━━━ DATA

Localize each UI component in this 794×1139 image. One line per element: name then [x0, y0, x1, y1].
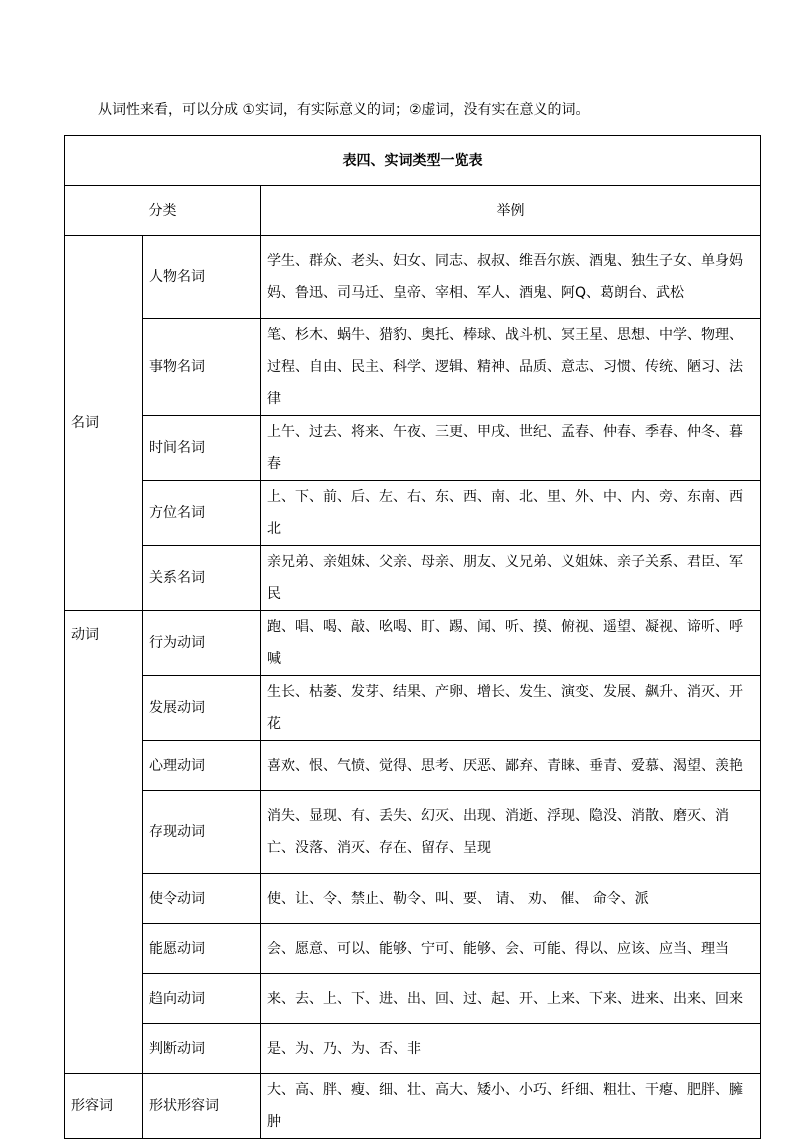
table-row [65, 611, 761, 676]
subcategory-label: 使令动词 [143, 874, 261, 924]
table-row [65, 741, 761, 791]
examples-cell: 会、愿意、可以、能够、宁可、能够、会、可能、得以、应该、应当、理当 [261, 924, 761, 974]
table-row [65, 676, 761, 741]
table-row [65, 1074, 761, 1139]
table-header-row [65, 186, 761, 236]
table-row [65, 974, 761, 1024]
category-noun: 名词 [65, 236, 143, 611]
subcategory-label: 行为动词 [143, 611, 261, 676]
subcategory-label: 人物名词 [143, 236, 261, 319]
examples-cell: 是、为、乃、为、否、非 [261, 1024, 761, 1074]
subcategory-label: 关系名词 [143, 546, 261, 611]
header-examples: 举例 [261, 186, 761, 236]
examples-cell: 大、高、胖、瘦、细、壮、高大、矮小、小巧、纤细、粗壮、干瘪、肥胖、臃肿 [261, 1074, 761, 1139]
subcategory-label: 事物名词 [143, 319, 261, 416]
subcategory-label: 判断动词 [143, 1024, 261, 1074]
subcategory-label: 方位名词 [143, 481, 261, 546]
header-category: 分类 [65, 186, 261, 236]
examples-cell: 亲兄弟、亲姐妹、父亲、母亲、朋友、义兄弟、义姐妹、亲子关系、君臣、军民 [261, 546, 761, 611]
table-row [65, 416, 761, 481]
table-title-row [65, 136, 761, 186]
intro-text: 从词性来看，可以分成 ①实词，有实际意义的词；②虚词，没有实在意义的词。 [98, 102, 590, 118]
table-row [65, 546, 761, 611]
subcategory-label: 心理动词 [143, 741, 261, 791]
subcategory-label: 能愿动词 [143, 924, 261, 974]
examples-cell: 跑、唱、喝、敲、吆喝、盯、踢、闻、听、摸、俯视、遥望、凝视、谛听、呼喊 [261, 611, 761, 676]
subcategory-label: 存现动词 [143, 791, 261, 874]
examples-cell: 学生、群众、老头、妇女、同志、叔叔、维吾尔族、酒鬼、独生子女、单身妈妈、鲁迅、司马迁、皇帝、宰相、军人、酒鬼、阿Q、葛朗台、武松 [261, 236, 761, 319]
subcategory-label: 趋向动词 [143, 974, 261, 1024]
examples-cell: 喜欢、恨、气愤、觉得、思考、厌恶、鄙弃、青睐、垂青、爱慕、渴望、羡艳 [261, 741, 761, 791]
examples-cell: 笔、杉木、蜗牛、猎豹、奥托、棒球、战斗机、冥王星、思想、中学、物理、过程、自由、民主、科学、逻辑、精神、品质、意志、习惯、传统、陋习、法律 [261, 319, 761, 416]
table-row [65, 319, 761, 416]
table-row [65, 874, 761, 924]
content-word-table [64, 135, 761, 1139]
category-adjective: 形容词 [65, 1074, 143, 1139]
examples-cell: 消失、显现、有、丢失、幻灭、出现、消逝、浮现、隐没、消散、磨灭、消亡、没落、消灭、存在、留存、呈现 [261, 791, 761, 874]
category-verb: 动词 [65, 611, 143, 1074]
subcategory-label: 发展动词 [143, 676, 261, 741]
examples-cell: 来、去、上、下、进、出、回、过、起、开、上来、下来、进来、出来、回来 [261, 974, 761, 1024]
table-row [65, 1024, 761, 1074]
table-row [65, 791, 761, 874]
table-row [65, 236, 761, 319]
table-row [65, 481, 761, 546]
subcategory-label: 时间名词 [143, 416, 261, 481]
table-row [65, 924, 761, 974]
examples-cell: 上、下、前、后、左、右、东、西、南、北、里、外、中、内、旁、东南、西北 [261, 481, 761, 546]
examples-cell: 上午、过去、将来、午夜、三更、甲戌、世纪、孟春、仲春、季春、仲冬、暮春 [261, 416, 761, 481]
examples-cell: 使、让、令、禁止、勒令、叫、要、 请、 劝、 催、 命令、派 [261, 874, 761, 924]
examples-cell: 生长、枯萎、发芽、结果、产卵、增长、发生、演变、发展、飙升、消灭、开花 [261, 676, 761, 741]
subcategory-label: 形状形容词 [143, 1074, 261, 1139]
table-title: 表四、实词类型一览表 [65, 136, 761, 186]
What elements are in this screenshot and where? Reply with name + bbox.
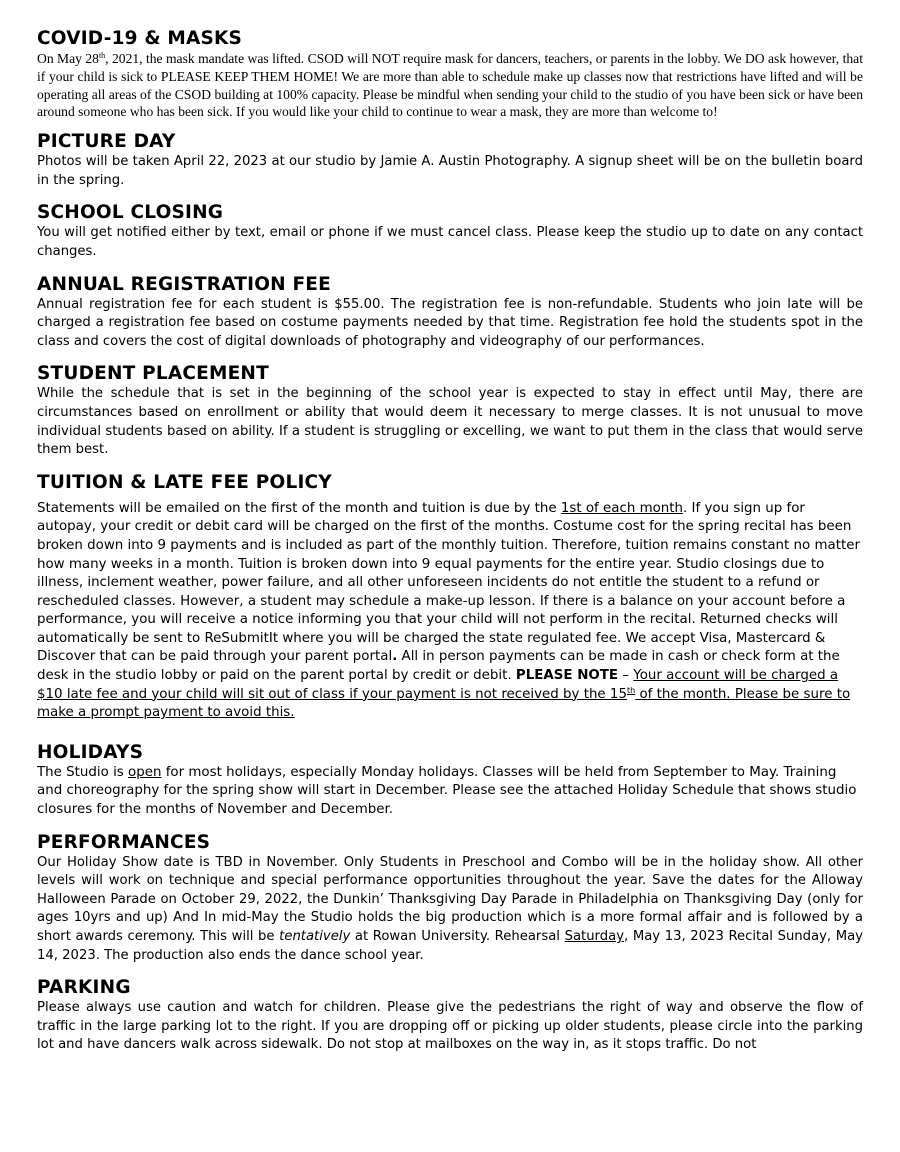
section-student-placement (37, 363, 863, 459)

━━━━━━

Copy every line above word for word, leaving out the picture placeholders.

Localize each UI component in this 794×1139 image. One line per element: name then [x0, y0, x1, y1].
table-row [65, 611, 761, 676]
subcategory-label: 使令动词 [143, 874, 261, 924]
table-row [65, 741, 761, 791]
examples-cell: 会、愿意、可以、能够、宁可、能够、会、可能、得以、应该、应当、理当 [261, 924, 761, 974]
table-row [65, 676, 761, 741]
table-row [65, 1074, 761, 1139]
table-header-row [65, 186, 761, 236]
table-row [65, 974, 761, 1024]
category-noun: 名词 [65, 236, 143, 611]
subcategory-label: 行为动词 [143, 611, 261, 676]
subcategory-label: 人物名词 [143, 236, 261, 319]
examples-cell: 是、为、乃、为、否、非 [261, 1024, 761, 1074]
subcategory-label: 关系名词 [143, 546, 261, 611]
header-examples: 举例 [261, 186, 761, 236]
examples-cell: 大、高、胖、瘦、细、壮、高大、矮小、小巧、纤细、粗壮、干瘪、肥胖、臃肿 [261, 1074, 761, 1139]
subcategory-label: 事物名词 [143, 319, 261, 416]
subcategory-label: 判断动词 [143, 1024, 261, 1074]
subcategory-label: 方位名词 [143, 481, 261, 546]
header-category: 分类 [65, 186, 261, 236]
examples-cell: 亲兄弟、亲姐妹、父亲、母亲、朋友、义兄弟、义姐妹、亲子关系、君臣、军民 [261, 546, 761, 611]
table-row [65, 416, 761, 481]
table-title-row [65, 136, 761, 186]
intro-text: 从词性来看，可以分成 ①实词，有实际意义的词；②虚词，没有实在意义的词。 [98, 102, 590, 118]
table-row [65, 546, 761, 611]
subcategory-label: 心理动词 [143, 741, 261, 791]
subcategory-label: 能愿动词 [143, 924, 261, 974]
examples-cell: 跑、唱、喝、敲、吆喝、盯、踢、闻、听、摸、俯视、遥望、凝视、谛听、呼喊 [261, 611, 761, 676]
subcategory-label: 存现动词 [143, 791, 261, 874]
examples-cell: 学生、群众、老头、妇女、同志、叔叔、维吾尔族、酒鬼、独生子女、单身妈妈、鲁迅、司马迁、皇帝、宰相、军人、酒鬼、阿Q、葛朗台、武松 [261, 236, 761, 319]
subcategory-label: 趋向动词 [143, 974, 261, 1024]
examples-cell: 喜欢、恨、气愤、觉得、思考、厌恶、鄙弃、青睐、垂青、爱慕、渴望、羡艳 [261, 741, 761, 791]
examples-cell: 笔、杉木、蜗牛、猎豹、奥托、棒球、战斗机、冥王星、思想、中学、物理、过程、自由、民主、科学、逻辑、精神、品质、意志、习惯、传统、陋习、法律 [261, 319, 761, 416]
table-row [65, 319, 761, 416]
table-row [65, 874, 761, 924]
content-word-table [64, 135, 761, 1139]
category-adjective: 形容词 [65, 1074, 143, 1139]
examples-cell: 消失、显现、有、丢失、幻灭、出现、消逝、浮现、隐没、消散、磨灭、消亡、没落、消灭、存在、留存、呈现 [261, 791, 761, 874]
category-verb: 动词 [65, 611, 143, 1074]
subcategory-label: 发展动词 [143, 676, 261, 741]
examples-cell: 来、去、上、下、进、出、回、过、起、开、上来、下来、进来、出来、回来 [261, 974, 761, 1024]
table-row [65, 1024, 761, 1074]
table-row [65, 791, 761, 874]
table-row [65, 236, 761, 319]
table-row [65, 481, 761, 546]
subcategory-label: 时间名词 [143, 416, 261, 481]
table-row [65, 924, 761, 974]
examples-cell: 上、下、前、后、左、右、东、西、南、北、里、外、中、内、旁、东南、西北 [261, 481, 761, 546]
examples-cell: 上午、过去、将来、午夜、三更、甲戌、世纪、孟春、仲春、季春、仲冬、暮春 [261, 416, 761, 481]
examples-cell: 使、让、令、禁止、勒令、叫、要、 请、 劝、 催、 命令、派 [261, 874, 761, 924]
examples-cell: 生长、枯萎、发芽、结果、产卵、增长、发生、演变、发展、飙升、消灭、开花 [261, 676, 761, 741]
subcategory-label: 形状形容词 [143, 1074, 261, 1139]
table-title: 表四、实词类型一览表 [65, 136, 761, 186]
What elements are in this screenshot and where? Reply with name + bbox.
section-student-placement (37, 363, 863, 459)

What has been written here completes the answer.